* CHALLENGE
Give back all the data exactly, line by line.
-- start PROVIDED DATA --
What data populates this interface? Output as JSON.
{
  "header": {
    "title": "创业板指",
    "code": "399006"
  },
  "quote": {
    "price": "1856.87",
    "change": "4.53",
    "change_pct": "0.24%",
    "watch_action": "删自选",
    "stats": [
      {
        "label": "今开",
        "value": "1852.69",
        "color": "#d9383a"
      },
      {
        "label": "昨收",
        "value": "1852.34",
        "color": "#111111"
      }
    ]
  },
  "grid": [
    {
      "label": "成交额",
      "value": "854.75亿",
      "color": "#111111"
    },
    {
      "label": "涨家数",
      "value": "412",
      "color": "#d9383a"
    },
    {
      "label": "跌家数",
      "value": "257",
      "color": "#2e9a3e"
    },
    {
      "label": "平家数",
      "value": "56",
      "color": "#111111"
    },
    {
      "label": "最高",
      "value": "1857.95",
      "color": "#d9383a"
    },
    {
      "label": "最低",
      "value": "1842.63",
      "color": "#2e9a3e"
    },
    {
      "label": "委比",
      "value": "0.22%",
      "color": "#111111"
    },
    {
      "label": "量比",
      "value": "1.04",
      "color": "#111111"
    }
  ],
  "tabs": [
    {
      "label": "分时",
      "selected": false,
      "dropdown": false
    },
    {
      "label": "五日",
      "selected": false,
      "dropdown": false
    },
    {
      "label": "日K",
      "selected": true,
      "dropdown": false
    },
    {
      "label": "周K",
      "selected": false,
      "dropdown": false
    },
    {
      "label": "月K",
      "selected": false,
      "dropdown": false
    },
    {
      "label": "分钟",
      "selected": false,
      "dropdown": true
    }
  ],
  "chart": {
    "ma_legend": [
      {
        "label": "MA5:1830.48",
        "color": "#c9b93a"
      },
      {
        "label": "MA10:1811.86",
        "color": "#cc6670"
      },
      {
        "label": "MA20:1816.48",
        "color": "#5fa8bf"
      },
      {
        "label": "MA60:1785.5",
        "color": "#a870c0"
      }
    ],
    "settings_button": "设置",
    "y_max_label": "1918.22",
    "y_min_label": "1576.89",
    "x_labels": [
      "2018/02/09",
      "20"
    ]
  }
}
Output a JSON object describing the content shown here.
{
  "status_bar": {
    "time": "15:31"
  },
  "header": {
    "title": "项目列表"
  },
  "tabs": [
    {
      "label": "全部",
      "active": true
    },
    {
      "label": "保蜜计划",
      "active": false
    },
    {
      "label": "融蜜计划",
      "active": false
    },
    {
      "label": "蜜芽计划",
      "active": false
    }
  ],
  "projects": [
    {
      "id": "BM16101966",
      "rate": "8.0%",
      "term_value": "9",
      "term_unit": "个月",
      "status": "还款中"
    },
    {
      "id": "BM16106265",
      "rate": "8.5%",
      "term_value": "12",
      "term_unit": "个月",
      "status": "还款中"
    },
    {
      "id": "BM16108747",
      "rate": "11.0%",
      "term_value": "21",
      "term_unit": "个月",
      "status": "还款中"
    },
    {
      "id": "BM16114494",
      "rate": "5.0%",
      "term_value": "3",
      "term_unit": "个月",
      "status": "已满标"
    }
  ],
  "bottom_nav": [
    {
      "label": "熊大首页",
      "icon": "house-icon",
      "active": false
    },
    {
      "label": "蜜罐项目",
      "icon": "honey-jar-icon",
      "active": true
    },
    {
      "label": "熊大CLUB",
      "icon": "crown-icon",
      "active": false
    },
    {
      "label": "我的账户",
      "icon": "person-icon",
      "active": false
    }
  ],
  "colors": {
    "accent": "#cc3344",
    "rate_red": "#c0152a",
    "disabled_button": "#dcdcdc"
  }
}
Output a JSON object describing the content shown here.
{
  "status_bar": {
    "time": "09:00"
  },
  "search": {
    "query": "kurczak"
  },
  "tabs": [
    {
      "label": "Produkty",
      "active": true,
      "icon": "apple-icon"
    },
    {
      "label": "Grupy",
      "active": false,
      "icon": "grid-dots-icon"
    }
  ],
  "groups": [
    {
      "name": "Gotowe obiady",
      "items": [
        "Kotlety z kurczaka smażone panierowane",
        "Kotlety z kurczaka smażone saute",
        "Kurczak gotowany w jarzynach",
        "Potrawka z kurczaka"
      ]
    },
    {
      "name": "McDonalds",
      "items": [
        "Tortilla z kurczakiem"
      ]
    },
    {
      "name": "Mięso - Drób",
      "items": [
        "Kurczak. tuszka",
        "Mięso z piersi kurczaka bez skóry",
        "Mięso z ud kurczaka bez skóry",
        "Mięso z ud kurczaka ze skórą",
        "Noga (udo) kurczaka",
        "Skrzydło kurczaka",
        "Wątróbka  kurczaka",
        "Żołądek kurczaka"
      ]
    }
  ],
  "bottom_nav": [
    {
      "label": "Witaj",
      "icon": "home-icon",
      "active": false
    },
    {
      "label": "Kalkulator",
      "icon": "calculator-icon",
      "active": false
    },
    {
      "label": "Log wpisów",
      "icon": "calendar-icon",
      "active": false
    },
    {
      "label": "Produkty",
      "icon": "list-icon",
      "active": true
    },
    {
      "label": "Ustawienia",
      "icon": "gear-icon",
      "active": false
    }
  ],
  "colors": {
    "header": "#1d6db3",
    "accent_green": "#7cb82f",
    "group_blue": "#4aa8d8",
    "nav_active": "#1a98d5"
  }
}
-- end PROVIDED DATA --
* ANSWER FOR THE TASK
What data populates this interface? Output as JSON.
{
  "header": {
    "title": "创业板指",
    "code": "399006"
  },
  "quote": {
    "price": "1856.87",
    "change": "4.53",
    "change_pct": "0.24%",
    "watch_action": "删自选",
    "stats": [
      {
        "label": "今开",
        "value": "1852.69",
        "color": "#d9383a"
      },
      {
        "label": "昨收",
        "value": "1852.34",
        "color": "#111111"
      }
    ]
  },
  "grid": [
    {
      "label": "成交额",
      "value": "854.75亿",
      "color": "#111111"
    },
    {
      "label": "涨家数",
      "value": "412",
      "color": "#d9383a"
    },
    {
      "label": "跌家数",
      "value": "257",
      "color": "#2e9a3e"
    },
    {
      "label": "平家数",
      "value": "56",
      "color": "#111111"
    },
    {
      "label": "最高",
      "value": "1857.95",
      "color": "#d9383a"
    },
    {
      "label": "最低",
      "value": "1842.63",
      "color": "#2e9a3e"
    },
    {
      "label": "委比",
      "value": "0.22%",
      "color": "#111111"
    },
    {
      "label": "量比",
      "value": "1.04",
      "color": "#111111"
    }
  ],
  "tabs": [
    {
      "label": "分时",
      "selected": false,
      "dropdown": false
    },
    {
      "label": "五日",
      "selected": false,
      "dropdown": false
    },
    {
      "label": "日K",
      "selected": true,
      "dropdown": false
    },
    {
      "label": "周K",
      "selected": false,
      "dropdown": false
    },
    {
      "label": "月K",
      "selected": false,
      "dropdown": false
    },
    {
      "label": "分钟",
      "selected": false,
      "dropdown": true
    }
  ],
  "chart": {
    "ma_legend": [
      {
        "label": "MA5:1830.48",
        "color": "#c9b93a"
      },
      {
        "label": "MA10:1811.86",
        "color": "#cc6670"
      },
      {
        "label": "MA20:1816.48",
        "color": "#5fa8bf"
      },
      {
        "label": "MA60:1785.5",
        "color": "#a870c0"
      }
    ],
    "settings_button": "设置",
    "y_max_label": "1918.22",
    "y_min_label": "1576.89",
    "x_labels": [
      "2018/02/09",
      "20"
    ]
  }
}
Output a JSON object describing the content shown here.
{
  "status_bar": {
    "time": "15:31"
  },
  "header": {
    "title": "项目列表"
  },
  "tabs": [
    {
      "label": "全部",
      "active": true
    },
    {
      "label": "保蜜计划",
      "active": false
    },
    {
      "label": "融蜜计划",
      "active": false
    },
    {
      "label": "蜜芽计划",
      "active": false
    }
  ],
  "projects": [
    {
      "id": "BM16101966",
      "rate": "8.0%",
      "term_value": "9",
      "term_unit": "个月",
      "status": "还款中"
    },
    {
      "id": "BM16106265",
      "rate": "8.5%",
      "term_value": "12",
      "term_unit": "个月",
      "status": "还款中"
    },
    {
      "id": "BM16108747",
      "rate": "11.0%",
      "term_value": "21",
      "term_unit": "个月",
      "status": "还款中"
    },
    {
      "id": "BM16114494",
      "rate": "5.0%",
      "term_value": "3",
      "term_unit": "个月",
      "status": "已满标"
    }
  ],
  "bottom_nav": [
    {
      "label": "熊大首页",
      "icon": "house-icon",
      "active": false
    },
    {
      "label": "蜜罐项目",
      "icon": "honey-jar-icon",
      "active": true
    },
    {
      "label": "熊大CLUB",
      "icon": "crown-icon",
      "active": false
    },
    {
      "label": "我的账户",
      "icon": "person-icon",
      "active": false
    }
  ],
  "colors": {
    "accent": "#cc3344",
    "rate_red": "#c0152a",
    "disabled_button": "#dcdcdc"
  }
}
Output a JSON object describing the content shown here.
{
  "status_bar": {
    "time": "09:00"
  },
  "search": {
    "query": "kurczak"
  },
  "tabs": [
    {
      "label": "Produkty",
      "active": true,
      "icon": "apple-icon"
    },
    {
      "label": "Grupy",
      "active": false,
      "icon": "grid-dots-icon"
    }
  ],
  "groups": [
    {
      "name": "Gotowe obiady",
      "items": [
        "Kotlety z kurczaka smażone panierowane",
        "Kotlety z kurczaka smażone saute",
        "Kurczak gotowany w jarzynach",
        "Potrawka z kurczaka"
      ]
    },
    {
      "name": "McDonalds",
      "items": [
        "Tortilla z kurczakiem"
      ]
    },
    {
      "name": "Mięso - Drób",
      "items": [
        "Kurczak. tuszka",
        "Mięso z piersi kurczaka bez skóry",
        "Mięso z ud kurczaka bez skóry",
        "Mięso z ud kurczaka ze skórą",
        "Noga (udo) kurczaka",
        "Skrzydło kurczaka",
        "Wątróbka  kurczaka",
        "Żołądek kurczaka"
      ]
    }
  ],
  "bottom_nav": [
    {
      "label": "Witaj",
      "icon": "home-icon",
      "active": false
    },
    {
      "label": "Kalkulator",
      "icon": "calculator-icon",
      "active": false
    },
    {
      "label": "Log wpisów",
      "icon": "calendar-icon",
      "active": false
    },
    {
      "label": "Produkty",
      "icon": "list-icon",
      "active": true
    },
    {
      "label": "Ustawienia",
      "icon": "gear-icon",
      "active": false
    }
  ],
  "colors": {
    "header": "#1d6db3",
    "accent_green": "#7cb82f",
    "group_blue": "#4aa8d8",
    "nav_active": "#1a98d5"
  }
}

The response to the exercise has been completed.